* PROMPT *
Search the data for the string "далее" and gather each line it is in.

* MATERIAL PROVIDED *

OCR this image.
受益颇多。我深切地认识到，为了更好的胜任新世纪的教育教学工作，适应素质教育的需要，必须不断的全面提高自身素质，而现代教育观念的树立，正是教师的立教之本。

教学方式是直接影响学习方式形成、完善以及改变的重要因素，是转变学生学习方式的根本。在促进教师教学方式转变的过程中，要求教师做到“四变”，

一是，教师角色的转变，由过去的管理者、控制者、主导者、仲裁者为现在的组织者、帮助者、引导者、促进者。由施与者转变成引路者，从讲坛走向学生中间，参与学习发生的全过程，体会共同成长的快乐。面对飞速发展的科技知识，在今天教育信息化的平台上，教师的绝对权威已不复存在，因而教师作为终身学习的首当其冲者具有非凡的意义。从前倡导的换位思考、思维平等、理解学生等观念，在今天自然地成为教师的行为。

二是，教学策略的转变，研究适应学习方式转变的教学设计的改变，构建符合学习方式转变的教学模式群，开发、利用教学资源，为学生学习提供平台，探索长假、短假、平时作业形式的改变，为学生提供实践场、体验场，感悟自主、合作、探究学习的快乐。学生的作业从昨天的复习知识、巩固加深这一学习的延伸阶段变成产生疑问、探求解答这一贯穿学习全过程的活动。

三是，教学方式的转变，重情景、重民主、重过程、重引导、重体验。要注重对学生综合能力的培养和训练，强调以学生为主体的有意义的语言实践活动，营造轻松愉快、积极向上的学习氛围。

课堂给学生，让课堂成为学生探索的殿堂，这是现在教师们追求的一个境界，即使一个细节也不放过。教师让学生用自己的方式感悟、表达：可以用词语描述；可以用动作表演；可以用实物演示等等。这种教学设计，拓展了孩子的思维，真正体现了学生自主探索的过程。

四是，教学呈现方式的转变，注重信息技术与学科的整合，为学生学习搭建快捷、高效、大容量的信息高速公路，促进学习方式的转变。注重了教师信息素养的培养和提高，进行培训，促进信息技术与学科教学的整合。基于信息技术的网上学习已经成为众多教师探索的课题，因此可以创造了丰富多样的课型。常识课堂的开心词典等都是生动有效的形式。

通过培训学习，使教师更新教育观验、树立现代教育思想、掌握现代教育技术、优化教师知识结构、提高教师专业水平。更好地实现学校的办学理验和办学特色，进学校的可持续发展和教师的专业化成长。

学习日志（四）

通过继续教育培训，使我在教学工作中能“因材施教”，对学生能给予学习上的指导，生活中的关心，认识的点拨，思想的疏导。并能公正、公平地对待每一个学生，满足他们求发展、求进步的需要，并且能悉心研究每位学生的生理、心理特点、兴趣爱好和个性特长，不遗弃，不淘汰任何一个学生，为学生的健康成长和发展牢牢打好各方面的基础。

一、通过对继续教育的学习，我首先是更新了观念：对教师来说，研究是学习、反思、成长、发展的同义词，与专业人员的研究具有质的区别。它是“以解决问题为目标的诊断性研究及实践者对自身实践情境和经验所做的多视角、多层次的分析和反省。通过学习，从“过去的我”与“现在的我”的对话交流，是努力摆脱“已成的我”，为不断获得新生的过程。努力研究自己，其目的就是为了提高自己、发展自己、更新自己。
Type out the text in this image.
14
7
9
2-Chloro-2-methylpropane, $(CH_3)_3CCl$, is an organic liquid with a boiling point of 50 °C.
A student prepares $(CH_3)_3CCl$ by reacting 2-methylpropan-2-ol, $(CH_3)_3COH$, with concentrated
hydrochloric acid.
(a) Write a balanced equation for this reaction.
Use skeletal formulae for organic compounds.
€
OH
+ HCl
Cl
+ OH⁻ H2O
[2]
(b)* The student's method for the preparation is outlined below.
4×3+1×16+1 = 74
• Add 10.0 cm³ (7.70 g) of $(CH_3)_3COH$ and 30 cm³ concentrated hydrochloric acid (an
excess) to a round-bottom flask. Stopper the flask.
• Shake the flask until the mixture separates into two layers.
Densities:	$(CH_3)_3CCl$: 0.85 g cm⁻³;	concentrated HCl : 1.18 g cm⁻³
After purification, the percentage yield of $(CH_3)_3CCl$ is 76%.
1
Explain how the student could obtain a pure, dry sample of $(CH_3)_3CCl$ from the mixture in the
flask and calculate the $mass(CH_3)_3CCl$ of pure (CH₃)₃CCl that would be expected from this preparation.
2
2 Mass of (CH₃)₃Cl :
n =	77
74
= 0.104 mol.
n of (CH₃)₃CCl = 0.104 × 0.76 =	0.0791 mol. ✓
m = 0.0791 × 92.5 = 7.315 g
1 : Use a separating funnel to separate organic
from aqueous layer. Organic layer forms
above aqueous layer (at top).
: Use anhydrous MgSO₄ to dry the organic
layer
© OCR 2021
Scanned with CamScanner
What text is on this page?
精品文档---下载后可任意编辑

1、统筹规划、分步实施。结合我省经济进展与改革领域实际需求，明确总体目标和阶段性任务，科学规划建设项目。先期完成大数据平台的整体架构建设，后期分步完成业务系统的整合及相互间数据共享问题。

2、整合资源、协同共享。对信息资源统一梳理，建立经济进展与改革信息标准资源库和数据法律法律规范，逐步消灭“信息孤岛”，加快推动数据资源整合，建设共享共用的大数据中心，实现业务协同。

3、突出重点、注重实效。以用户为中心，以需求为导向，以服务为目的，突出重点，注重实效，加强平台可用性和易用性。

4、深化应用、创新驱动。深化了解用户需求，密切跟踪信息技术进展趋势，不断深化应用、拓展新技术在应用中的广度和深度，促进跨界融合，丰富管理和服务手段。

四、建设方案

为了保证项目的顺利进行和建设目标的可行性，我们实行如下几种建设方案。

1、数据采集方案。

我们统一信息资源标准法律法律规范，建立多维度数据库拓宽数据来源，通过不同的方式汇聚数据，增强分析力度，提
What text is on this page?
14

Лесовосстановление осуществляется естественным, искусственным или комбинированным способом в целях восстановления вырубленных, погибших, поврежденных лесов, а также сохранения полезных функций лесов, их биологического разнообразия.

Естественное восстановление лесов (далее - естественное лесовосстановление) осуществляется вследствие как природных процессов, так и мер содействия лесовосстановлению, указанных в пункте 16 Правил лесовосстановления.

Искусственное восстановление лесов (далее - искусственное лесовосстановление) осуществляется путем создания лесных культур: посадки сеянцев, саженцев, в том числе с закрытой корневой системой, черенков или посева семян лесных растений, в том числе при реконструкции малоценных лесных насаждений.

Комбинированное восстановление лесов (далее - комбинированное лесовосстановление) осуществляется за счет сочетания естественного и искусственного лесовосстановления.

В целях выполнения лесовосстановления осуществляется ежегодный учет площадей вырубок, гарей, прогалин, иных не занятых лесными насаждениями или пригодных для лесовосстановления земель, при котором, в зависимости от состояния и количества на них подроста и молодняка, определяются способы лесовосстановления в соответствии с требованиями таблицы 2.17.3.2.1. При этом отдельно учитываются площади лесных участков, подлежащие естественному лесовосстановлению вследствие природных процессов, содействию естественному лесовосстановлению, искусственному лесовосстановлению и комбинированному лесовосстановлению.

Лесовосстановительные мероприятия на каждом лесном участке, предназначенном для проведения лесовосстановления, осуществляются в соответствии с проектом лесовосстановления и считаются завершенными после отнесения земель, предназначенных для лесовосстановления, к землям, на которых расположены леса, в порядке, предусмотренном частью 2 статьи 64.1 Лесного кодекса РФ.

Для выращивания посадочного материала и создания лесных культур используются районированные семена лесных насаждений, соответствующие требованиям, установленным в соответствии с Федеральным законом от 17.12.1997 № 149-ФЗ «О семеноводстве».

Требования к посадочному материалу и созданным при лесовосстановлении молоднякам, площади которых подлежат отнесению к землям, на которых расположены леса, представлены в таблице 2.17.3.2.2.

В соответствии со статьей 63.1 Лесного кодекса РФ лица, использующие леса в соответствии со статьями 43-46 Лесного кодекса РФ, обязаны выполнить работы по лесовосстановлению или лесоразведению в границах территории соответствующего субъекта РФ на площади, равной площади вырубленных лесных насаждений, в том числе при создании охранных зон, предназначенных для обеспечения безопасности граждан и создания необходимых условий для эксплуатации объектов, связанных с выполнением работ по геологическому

* RESPONSE TO THIS EXERCISE *
Естественное восстановление лесов (далее - естественное лесовосстановление) осуществляется вследствие как природных процессов, так и мер содействия лесовосстановлению, указанных в пункте 16 Правил лесовосстановления.
Искусственное восстановление лесов (далее - искусственное лесовосстановление) осуществляется путем создания лесных культур: посадки сеянцев, саженцев, в том числе с закрытой корневой системой, черенков или посева семян лесных растений, в том числе при реконструкции малоценных лесных насаждений.
Комбинированное восстановление лесов (далее - комбинированное лесовосстановление) осуществляется за счет сочетания естественного и искусственного лесовосстановления.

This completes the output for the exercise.